Stored entries
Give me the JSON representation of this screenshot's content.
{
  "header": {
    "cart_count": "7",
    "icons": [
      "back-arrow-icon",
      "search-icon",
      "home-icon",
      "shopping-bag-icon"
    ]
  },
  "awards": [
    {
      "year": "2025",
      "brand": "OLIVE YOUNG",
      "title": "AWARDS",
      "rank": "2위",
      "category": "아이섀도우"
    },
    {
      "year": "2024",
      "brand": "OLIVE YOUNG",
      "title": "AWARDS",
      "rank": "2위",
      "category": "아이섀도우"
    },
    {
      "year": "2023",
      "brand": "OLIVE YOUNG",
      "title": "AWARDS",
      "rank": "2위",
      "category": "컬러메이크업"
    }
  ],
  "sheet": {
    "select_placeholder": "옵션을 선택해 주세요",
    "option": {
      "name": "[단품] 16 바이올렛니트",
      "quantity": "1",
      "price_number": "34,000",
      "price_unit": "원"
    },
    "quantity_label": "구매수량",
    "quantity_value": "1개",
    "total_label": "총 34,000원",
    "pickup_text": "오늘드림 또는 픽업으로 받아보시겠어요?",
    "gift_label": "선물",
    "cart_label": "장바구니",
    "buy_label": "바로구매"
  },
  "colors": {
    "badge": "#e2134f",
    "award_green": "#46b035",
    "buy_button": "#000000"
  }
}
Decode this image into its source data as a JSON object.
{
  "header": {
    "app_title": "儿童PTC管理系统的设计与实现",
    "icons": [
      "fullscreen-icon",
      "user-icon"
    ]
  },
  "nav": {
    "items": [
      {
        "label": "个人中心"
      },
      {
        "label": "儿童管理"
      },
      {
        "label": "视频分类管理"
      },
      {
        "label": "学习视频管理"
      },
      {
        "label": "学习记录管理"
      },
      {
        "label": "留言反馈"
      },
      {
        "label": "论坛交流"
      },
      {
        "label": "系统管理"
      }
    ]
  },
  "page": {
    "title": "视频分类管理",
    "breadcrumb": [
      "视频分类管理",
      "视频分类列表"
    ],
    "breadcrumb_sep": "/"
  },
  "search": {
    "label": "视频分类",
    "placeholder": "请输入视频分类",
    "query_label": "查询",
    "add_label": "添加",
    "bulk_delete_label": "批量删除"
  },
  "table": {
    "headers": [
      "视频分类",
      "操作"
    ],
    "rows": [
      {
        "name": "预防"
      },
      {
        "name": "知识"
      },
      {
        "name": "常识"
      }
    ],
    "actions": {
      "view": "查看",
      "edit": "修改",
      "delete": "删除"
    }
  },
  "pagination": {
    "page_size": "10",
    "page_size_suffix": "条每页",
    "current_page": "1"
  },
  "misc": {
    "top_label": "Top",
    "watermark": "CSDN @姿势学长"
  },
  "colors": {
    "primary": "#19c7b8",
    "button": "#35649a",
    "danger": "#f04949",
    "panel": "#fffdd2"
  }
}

Objective -
Return all of the entries exactly as they were supplied.

Solved problem -
Give me the JSON representation of this screenshot's content.
{
  "header": {
    "cart_count": "7",
    "icons": [
      "back-arrow-icon",
      "search-icon",
      "home-icon",
      "shopping-bag-icon"
    ]
  },
  "awards": [
    {
      "year": "2025",
      "brand": "OLIVE YOUNG",
      "title": "AWARDS",
      "rank": "2위",
      "category": "아이섀도우"
    },
    {
      "year": "2024",
      "brand": "OLIVE YOUNG",
      "title": "AWARDS",
      "rank": "2위",
      "category": "아이섀도우"
    },
    {
      "year": "2023",
      "brand": "OLIVE YOUNG",
      "title": "AWARDS",
      "rank": "2위",
      "category": "컬러메이크업"
    }
  ],
  "sheet": {
    "select_placeholder": "옵션을 선택해 주세요",
    "option": {
      "name": "[단품] 16 바이올렛니트",
      "quantity": "1",
      "price_number": "34,000",
      "price_unit": "원"
    },
    "quantity_label": "구매수량",
    "quantity_value": "1개",
    "total_label": "총 34,000원",
    "pickup_text": "오늘드림 또는 픽업으로 받아보시겠어요?",
    "gift_label": "선물",
    "cart_label": "장바구니",
    "buy_label": "바로구매"
  },
  "colors": {
    "badge": "#e2134f",
    "award_green": "#46b035",
    "buy_button": "#000000"
  }
}
Decode this image into its source data as a JSON object.
{
  "header": {
    "app_title": "儿童PTC管理系统的设计与实现",
    "icons": [
      "fullscreen-icon",
      "user-icon"
    ]
  },
  "nav": {
    "items": [
      {
        "label": "个人中心"
      },
      {
        "label": "儿童管理"
      },
      {
        "label": "视频分类管理"
      },
      {
        "label": "学习视频管理"
      },
      {
        "label": "学习记录管理"
      },
      {
        "label": "留言反馈"
      },
      {
        "label": "论坛交流"
      },
      {
        "label": "系统管理"
      }
    ]
  },
  "page": {
    "title": "视频分类管理",
    "breadcrumb": [
      "视频分类管理",
      "视频分类列表"
    ],
    "breadcrumb_sep": "/"
  },
  "search": {
    "label": "视频分类",
    "placeholder": "请输入视频分类",
    "query_label": "查询",
    "add_label": "添加",
    "bulk_delete_label": "批量删除"
  },
  "table": {
    "headers": [
      "视频分类",
      "操作"
    ],
    "rows": [
      {
        "name": "预防"
      },
      {
        "name": "知识"
      },
      {
        "name": "常识"
      }
    ],
    "actions": {
      "view": "查看",
      "edit": "修改",
      "delete": "删除"
    }
  },
  "pagination": {
    "page_size": "10",
    "page_size_suffix": "条每页",
    "current_page": "1"
  },
  "misc": {
    "top_label": "Top",
    "watermark": "CSDN @姿势学长"
  },
  "colors": {
    "primary": "#19c7b8",
    "button": "#35649a",
    "danger": "#f04949",
    "panel": "#fffdd2"
  }
}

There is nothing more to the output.